_Data rows_
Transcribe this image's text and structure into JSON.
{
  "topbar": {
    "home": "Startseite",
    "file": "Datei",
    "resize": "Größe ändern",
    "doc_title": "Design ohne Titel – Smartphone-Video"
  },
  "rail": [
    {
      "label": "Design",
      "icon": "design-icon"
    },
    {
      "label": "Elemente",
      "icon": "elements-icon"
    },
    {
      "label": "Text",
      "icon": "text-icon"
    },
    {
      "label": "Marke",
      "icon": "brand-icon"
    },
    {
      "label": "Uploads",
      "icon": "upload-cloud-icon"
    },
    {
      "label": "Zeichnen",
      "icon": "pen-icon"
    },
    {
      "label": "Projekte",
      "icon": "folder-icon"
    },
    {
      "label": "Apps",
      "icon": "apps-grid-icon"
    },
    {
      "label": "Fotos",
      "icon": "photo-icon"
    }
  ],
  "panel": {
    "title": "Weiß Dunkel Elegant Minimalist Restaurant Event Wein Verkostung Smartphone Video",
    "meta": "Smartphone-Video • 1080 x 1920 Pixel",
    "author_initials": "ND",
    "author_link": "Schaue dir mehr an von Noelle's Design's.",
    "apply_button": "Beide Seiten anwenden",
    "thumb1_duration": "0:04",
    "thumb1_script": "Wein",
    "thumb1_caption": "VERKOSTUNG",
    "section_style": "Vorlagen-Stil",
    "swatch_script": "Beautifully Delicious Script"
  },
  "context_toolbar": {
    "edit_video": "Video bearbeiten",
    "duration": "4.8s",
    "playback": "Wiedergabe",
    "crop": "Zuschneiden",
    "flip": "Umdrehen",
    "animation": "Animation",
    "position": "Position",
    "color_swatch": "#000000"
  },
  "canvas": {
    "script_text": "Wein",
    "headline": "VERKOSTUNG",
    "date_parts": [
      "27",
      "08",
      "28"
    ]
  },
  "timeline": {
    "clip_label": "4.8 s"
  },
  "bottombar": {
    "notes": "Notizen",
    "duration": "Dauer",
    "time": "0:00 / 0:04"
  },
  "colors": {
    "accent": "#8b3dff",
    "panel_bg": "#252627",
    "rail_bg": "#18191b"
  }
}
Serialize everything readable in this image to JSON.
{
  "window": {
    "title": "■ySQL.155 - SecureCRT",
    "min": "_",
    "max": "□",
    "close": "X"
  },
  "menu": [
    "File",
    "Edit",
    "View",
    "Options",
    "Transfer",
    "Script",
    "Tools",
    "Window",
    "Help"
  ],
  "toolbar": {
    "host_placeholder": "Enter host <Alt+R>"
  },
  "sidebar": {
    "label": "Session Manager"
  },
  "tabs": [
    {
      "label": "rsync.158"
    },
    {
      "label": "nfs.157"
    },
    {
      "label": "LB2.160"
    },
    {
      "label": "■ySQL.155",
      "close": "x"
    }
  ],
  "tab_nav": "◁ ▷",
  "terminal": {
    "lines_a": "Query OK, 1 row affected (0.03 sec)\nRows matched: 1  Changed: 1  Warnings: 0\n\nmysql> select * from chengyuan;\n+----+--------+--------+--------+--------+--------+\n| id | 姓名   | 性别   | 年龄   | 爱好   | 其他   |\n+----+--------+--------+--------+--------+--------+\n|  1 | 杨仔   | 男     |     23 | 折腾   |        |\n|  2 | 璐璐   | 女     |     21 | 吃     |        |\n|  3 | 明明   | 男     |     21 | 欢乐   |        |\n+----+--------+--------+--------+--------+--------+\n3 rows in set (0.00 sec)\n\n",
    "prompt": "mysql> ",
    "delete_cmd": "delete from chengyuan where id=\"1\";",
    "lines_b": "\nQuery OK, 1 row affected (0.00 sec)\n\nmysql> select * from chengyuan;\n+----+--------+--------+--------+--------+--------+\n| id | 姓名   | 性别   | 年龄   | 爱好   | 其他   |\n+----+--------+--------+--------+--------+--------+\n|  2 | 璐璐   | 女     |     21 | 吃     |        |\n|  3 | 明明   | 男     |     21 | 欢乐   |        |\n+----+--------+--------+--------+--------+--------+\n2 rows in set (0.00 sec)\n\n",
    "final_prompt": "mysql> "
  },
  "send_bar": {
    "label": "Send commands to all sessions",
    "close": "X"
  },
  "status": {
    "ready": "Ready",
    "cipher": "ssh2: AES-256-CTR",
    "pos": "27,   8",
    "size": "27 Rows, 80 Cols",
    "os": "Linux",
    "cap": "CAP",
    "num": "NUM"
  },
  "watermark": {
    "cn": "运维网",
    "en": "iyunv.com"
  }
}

_What to work on_
For each line of the entries that includes "this", show that line.

_Task solution_
Transcribe this image's text and structure into JSON.
Serialize everything readable in this image to JSON.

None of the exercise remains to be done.